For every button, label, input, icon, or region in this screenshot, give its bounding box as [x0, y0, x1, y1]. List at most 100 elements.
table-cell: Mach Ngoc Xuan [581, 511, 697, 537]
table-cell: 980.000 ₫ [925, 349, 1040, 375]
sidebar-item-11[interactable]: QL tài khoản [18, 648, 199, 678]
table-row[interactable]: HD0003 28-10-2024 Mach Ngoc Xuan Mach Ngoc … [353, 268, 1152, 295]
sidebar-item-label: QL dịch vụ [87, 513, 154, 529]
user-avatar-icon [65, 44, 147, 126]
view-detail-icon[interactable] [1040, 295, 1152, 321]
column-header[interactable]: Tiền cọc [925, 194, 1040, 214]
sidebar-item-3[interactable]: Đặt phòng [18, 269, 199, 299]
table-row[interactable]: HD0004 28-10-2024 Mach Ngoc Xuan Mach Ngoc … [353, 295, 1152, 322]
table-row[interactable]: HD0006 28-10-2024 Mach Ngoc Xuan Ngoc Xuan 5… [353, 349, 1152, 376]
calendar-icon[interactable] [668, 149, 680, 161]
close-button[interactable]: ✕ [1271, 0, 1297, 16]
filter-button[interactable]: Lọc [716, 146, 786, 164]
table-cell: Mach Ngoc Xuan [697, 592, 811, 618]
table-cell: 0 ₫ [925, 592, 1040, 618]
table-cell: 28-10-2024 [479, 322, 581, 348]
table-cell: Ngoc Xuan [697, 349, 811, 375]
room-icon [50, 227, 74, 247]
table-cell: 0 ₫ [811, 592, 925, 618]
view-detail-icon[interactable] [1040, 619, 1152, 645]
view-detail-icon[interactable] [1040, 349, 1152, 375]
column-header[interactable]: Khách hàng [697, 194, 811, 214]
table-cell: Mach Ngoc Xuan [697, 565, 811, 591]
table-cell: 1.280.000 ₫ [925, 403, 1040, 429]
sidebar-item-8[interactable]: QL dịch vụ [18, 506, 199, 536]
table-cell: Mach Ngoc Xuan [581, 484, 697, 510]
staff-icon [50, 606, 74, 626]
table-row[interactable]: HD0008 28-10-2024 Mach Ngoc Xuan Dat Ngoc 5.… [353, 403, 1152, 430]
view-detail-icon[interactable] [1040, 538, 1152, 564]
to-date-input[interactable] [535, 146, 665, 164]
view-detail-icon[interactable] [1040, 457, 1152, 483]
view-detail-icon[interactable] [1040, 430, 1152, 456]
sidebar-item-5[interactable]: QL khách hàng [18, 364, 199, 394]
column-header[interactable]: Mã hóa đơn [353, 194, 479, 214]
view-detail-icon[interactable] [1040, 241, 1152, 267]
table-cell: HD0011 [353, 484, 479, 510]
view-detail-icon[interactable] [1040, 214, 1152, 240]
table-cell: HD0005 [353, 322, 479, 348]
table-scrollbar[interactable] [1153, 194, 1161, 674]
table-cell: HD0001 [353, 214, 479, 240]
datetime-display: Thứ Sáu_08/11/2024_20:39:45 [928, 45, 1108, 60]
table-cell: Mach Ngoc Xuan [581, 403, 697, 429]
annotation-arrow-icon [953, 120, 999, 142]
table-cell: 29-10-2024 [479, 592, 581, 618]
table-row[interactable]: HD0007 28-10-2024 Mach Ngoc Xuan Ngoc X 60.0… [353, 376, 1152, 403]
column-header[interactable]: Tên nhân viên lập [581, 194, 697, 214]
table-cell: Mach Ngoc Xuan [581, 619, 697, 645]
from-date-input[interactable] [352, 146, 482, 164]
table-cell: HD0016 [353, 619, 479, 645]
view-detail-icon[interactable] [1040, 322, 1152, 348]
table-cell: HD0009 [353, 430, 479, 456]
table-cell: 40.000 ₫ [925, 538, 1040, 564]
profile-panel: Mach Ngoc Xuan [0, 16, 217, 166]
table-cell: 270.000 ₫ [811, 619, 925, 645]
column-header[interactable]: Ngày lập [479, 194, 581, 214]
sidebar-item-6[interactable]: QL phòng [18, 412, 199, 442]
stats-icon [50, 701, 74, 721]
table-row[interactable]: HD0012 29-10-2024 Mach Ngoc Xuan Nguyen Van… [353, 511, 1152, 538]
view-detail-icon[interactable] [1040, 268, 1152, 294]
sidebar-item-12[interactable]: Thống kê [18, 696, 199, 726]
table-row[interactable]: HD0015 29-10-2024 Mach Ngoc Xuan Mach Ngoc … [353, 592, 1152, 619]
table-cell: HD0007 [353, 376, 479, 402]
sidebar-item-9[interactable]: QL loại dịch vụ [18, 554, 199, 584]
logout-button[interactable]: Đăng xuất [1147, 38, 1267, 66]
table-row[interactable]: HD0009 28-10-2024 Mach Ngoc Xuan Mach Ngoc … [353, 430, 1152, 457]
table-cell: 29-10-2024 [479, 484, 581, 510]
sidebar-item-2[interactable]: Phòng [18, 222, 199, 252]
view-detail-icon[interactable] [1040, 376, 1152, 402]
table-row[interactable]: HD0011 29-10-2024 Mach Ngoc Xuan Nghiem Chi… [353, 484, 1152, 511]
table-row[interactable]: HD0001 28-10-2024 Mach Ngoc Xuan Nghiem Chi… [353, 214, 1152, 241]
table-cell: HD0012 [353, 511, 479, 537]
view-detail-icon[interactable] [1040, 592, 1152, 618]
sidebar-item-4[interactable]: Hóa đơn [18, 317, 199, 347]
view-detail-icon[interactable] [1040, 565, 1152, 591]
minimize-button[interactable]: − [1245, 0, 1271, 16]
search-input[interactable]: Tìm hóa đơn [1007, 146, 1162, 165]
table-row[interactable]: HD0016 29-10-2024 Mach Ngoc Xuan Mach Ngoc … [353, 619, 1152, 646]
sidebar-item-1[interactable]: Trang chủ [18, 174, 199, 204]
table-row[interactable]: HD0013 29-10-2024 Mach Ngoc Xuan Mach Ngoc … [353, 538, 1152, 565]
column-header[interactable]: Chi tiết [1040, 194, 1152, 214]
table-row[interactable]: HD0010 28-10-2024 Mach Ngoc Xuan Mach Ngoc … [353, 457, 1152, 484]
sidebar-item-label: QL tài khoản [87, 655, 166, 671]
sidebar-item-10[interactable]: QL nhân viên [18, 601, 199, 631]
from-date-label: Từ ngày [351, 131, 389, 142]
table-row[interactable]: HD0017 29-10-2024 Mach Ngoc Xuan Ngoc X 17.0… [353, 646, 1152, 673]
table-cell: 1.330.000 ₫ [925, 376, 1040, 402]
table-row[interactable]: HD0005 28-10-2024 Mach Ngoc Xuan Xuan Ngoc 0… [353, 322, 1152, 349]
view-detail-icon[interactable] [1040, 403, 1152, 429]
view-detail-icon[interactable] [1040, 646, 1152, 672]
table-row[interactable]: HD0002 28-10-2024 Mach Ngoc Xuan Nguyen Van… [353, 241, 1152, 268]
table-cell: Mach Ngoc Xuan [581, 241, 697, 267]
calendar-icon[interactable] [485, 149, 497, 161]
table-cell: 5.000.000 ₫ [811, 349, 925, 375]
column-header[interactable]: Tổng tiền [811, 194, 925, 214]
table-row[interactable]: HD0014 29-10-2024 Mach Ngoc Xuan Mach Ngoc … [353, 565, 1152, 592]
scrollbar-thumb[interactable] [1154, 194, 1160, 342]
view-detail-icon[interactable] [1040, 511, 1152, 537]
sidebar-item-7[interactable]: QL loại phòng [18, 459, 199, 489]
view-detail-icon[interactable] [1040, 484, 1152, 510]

Job:
Update the items from the start through the line containing "column-header[interactable]: Mã hóa" by replacing "view-detail-icon" with "open-detail-icon" everywhere, leaving everything else unchanged.

Written answer:
For every button, label, input, icon, or region in this screenshot, give its bounding box as [x0, y0, x1, y1]. List at most 100 elements.
table-cell: Mach Ngoc Xuan [581, 511, 697, 537]
table-cell: 980.000 ₫ [925, 349, 1040, 375]
sidebar-item-11[interactable]: QL tài khoản [18, 648, 199, 678]
table-row[interactable]: HD0003 28-10-2024 Mach Ngoc Xuan Mach Ngoc … [353, 268, 1152, 295]
sidebar-item-label: QL dịch vụ [87, 513, 154, 529]
user-avatar-icon [65, 44, 147, 126]
open-detail-icon[interactable] [1040, 295, 1152, 321]
column-header[interactable]: Tiền cọc [925, 194, 1040, 214]
sidebar-item-3[interactable]: Đặt phòng [18, 269, 199, 299]
table-row[interactable]: HD0004 28-10-2024 Mach Ngoc Xuan Mach Ngoc … [353, 295, 1152, 322]
table-row[interactable]: HD0006 28-10-2024 Mach Ngoc Xuan Ngoc Xuan 5… [353, 349, 1152, 376]
calendar-icon[interactable] [668, 149, 680, 161]
close-button[interactable]: ✕ [1271, 0, 1297, 16]
filter-button[interactable]: Lọc [716, 146, 786, 164]
table-cell: Mach Ngoc Xuan [697, 592, 811, 618]
table-cell: 0 ₫ [925, 592, 1040, 618]
table-cell: 28-10-2024 [479, 322, 581, 348]
table-cell: Ngoc Xuan [697, 349, 811, 375]
room-icon [50, 227, 74, 247]
table-cell: 0 ₫ [811, 592, 925, 618]
open-detail-icon[interactable] [1040, 619, 1152, 645]
open-detail-icon[interactable] [1040, 349, 1152, 375]
column-header[interactable]: Khách hàng [697, 194, 811, 214]
table-cell: Mach Ngoc Xuan [697, 565, 811, 591]
table-cell: 1.280.000 ₫ [925, 403, 1040, 429]
sidebar-item-8[interactable]: QL dịch vụ [18, 506, 199, 536]
table-cell: Mach Ngoc Xuan [581, 484, 697, 510]
staff-icon [50, 606, 74, 626]
table-row[interactable]: HD0008 28-10-2024 Mach Ngoc Xuan Dat Ngoc 5.… [353, 403, 1152, 430]
open-detail-icon[interactable] [1040, 538, 1152, 564]
to-date-input[interactable] [535, 146, 665, 164]
open-detail-icon[interactable] [1040, 457, 1152, 483]
open-detail-icon[interactable] [1040, 430, 1152, 456]
sidebar-item-5[interactable]: QL khách hàng [18, 364, 199, 394]
column-header[interactable]: Mã hóa đơn [353, 194, 479, 214]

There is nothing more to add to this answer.